STATED EXERCISE: In the entries below, find the lines that contain the word "RISULTATI" and copy them.

--------------------------------------------------

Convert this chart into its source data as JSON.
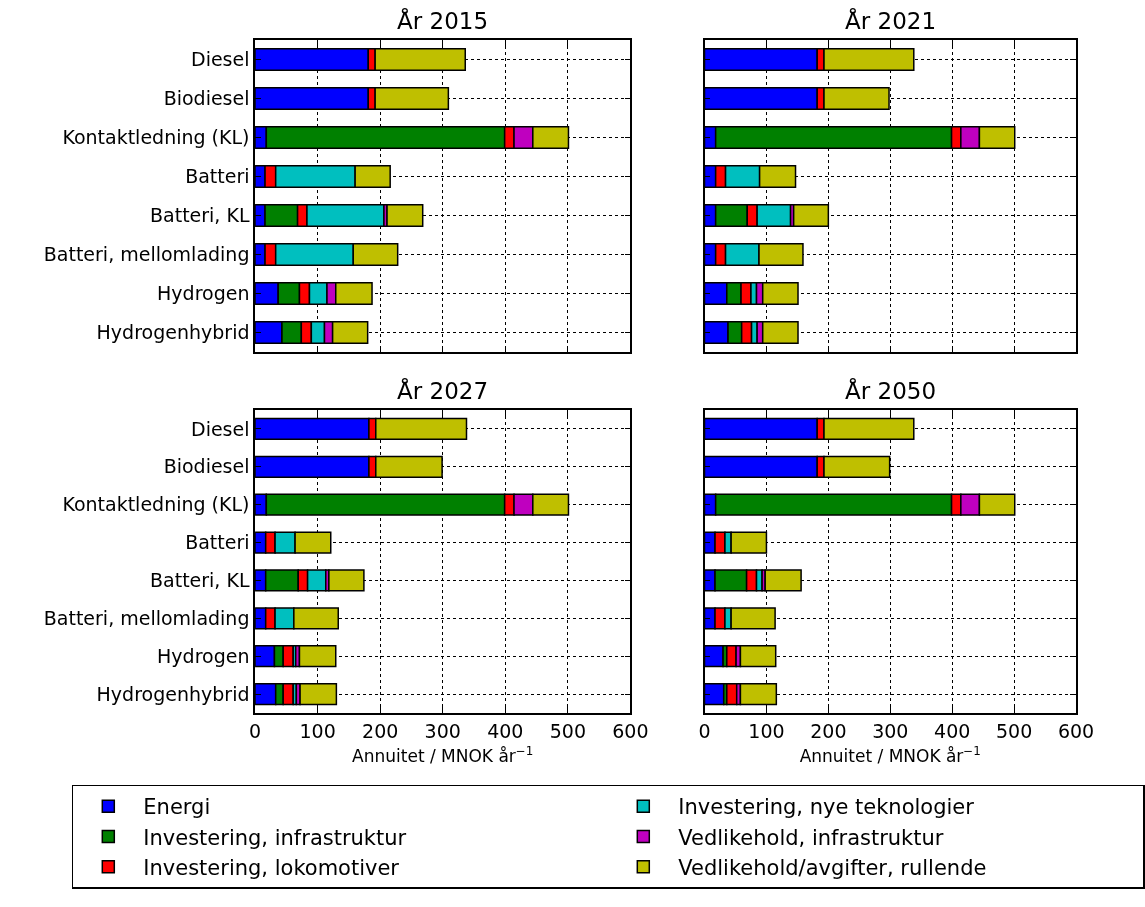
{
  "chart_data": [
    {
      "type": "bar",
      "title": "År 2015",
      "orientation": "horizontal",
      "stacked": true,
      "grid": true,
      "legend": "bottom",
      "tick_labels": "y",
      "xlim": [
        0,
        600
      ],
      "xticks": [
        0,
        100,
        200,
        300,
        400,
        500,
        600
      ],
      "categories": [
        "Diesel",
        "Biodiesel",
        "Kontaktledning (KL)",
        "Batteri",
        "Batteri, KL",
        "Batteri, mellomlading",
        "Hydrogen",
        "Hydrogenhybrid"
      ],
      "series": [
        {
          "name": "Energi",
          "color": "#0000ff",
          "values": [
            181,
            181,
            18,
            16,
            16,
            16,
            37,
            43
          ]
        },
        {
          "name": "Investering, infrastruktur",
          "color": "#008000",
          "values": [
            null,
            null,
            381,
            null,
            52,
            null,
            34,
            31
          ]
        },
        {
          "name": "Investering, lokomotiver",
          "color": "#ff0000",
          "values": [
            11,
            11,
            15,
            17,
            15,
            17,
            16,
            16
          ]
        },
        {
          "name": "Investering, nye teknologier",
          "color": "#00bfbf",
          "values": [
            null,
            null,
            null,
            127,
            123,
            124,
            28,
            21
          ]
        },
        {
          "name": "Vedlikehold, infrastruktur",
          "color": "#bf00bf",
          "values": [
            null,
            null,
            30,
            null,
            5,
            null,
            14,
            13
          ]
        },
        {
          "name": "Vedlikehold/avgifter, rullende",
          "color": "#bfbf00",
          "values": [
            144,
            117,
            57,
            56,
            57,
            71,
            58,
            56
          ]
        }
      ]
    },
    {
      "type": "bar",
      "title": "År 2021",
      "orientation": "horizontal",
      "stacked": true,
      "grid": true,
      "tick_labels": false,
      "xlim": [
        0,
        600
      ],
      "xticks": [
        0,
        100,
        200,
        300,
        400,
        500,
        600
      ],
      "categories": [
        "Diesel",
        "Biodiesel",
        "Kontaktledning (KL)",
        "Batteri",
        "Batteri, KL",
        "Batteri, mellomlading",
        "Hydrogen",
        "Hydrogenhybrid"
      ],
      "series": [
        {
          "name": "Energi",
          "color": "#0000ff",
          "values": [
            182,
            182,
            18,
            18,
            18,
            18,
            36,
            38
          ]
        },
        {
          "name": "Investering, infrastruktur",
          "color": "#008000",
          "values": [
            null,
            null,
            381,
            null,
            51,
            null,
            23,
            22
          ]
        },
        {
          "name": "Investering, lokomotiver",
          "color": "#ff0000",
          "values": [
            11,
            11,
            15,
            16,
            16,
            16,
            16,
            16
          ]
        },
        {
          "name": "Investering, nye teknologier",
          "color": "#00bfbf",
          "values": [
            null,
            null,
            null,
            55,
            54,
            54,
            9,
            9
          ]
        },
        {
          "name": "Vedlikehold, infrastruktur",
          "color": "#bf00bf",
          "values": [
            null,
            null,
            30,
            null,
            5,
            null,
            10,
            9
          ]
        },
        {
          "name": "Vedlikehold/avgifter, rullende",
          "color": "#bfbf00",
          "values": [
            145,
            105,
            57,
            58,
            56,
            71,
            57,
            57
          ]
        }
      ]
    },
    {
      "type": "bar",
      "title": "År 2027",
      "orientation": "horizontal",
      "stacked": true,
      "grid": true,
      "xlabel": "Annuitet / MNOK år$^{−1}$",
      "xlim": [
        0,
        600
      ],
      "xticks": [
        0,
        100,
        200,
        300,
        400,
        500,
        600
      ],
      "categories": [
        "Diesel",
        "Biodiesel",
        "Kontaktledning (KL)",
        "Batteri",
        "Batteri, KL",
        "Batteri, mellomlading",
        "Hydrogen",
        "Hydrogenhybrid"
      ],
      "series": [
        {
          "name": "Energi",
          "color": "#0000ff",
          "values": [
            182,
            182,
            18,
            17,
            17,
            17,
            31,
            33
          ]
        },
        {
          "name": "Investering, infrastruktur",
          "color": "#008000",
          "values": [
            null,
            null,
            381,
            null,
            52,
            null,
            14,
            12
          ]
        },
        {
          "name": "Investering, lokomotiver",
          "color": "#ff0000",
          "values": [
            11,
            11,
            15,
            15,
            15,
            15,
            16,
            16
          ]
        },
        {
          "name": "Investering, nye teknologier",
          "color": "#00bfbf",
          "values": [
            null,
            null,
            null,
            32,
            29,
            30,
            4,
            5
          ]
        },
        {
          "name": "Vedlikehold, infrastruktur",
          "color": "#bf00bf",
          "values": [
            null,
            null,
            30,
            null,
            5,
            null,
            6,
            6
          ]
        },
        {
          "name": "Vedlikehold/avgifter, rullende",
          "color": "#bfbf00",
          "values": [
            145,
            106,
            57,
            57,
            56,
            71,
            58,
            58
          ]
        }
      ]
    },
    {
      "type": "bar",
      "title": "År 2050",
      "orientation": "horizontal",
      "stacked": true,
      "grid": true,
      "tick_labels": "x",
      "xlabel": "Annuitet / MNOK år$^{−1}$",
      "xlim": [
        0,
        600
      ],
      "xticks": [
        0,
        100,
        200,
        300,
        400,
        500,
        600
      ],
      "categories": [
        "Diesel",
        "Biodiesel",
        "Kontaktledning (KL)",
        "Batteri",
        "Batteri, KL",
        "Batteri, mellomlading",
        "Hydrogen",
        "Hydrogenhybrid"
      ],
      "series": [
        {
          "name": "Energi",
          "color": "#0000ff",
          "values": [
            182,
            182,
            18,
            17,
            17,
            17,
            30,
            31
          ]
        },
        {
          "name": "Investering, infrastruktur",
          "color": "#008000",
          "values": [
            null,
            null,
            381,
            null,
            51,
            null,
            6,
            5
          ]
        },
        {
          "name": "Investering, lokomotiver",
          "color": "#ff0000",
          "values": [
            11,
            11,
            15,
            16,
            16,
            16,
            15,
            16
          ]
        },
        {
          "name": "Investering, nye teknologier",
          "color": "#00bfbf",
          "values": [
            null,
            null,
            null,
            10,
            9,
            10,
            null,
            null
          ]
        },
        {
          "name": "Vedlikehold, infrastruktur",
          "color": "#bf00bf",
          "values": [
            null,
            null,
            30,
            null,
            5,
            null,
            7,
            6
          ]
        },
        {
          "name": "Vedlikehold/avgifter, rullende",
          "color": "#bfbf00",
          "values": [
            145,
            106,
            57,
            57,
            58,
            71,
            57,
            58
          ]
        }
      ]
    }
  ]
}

--------------------------------------------------

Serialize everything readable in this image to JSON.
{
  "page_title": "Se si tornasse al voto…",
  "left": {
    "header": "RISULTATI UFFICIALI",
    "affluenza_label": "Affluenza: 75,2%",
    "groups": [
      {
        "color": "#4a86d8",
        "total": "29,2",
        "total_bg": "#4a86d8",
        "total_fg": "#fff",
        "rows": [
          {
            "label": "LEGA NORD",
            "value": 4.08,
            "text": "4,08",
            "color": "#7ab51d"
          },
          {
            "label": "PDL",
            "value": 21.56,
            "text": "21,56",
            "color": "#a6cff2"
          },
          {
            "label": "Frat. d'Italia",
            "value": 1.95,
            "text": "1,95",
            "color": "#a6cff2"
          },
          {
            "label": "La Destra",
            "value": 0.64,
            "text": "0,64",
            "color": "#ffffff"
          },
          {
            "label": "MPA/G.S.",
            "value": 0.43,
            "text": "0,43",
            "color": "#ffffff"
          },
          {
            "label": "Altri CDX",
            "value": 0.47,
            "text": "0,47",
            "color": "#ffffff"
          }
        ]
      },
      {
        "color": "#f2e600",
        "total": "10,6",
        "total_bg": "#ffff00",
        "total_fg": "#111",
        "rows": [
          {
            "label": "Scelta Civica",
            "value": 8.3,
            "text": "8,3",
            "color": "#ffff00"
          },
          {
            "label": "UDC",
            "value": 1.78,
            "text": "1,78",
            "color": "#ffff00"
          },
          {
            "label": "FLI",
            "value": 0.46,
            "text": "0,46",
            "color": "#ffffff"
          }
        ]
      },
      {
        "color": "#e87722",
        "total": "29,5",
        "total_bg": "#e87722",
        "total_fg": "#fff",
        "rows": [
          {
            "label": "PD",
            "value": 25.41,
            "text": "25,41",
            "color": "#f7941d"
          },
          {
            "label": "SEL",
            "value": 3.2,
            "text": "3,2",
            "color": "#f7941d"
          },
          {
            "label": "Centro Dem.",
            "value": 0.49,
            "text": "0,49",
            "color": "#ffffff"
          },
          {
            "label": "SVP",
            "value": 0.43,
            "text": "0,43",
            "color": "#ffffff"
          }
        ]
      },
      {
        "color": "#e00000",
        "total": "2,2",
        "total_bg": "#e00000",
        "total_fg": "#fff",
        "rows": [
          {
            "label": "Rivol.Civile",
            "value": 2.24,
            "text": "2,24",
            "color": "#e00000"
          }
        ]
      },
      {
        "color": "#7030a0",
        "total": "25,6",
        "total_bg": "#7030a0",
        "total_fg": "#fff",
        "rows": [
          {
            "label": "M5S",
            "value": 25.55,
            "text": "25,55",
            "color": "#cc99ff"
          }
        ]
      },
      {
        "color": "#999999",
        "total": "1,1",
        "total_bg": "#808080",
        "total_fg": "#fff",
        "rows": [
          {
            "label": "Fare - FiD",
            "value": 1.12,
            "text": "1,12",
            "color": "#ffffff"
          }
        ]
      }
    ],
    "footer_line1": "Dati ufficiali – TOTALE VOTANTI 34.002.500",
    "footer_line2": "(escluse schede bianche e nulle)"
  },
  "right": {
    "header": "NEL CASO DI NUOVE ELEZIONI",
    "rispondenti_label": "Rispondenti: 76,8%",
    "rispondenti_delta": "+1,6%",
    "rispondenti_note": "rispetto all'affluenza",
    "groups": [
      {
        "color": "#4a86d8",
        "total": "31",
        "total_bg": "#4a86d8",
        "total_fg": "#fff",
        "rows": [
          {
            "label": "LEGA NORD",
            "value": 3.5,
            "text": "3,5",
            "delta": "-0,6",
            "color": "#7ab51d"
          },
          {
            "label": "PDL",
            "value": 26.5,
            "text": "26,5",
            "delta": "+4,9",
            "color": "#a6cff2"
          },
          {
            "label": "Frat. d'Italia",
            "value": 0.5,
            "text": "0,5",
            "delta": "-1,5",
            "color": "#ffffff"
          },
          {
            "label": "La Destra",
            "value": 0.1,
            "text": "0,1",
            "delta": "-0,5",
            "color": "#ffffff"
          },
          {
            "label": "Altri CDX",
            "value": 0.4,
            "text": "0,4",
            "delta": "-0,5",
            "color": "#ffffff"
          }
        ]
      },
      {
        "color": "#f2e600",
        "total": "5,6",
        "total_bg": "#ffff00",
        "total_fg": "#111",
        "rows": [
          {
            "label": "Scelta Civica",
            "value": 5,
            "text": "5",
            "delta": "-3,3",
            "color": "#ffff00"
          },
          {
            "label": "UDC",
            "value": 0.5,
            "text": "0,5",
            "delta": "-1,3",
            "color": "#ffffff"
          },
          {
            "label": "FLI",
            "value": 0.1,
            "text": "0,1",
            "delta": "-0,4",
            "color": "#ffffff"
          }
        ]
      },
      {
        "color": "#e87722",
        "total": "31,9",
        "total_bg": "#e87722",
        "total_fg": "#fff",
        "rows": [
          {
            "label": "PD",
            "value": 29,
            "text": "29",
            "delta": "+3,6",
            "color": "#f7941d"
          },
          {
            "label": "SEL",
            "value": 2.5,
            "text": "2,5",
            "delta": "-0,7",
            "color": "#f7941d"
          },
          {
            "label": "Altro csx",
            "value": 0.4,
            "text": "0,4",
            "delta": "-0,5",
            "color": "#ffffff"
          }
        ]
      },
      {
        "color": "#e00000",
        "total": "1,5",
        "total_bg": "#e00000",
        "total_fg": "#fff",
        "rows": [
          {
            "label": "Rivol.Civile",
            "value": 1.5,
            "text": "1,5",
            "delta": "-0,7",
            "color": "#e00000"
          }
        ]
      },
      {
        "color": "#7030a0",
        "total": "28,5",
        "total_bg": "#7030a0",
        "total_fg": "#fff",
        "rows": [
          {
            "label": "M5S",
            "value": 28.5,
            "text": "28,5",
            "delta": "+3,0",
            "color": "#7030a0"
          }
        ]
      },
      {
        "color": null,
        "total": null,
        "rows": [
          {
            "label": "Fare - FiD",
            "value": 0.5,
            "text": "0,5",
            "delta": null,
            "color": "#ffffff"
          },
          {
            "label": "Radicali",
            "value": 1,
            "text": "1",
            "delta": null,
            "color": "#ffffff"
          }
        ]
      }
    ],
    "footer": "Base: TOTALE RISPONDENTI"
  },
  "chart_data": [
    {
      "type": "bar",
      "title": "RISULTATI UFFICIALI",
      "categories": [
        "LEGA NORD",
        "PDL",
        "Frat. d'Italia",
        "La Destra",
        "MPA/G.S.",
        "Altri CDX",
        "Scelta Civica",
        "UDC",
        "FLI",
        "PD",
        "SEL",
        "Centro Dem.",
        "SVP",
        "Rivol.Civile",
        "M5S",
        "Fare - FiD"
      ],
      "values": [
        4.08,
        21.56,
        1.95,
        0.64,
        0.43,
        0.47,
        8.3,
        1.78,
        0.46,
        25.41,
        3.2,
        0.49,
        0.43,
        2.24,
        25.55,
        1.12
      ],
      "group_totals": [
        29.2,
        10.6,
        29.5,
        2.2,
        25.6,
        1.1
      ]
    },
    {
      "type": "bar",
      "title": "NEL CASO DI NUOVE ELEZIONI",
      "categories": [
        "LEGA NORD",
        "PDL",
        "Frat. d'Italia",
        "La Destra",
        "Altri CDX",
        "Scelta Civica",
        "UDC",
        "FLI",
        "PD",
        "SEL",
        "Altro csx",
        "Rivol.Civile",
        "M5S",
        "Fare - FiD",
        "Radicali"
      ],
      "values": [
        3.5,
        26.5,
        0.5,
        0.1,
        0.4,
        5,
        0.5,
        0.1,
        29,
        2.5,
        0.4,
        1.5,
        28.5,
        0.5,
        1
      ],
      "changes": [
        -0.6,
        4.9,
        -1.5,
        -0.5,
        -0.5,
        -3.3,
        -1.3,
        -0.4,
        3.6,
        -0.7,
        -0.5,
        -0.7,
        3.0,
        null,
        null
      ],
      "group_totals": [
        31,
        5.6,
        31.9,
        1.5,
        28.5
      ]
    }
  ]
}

--------------------------------------------------

RESPONSE TO THE EXERCISE:
    "header": "RISULTATI UFFICIALI",
      "title": "RISULTATI UFFICIALI",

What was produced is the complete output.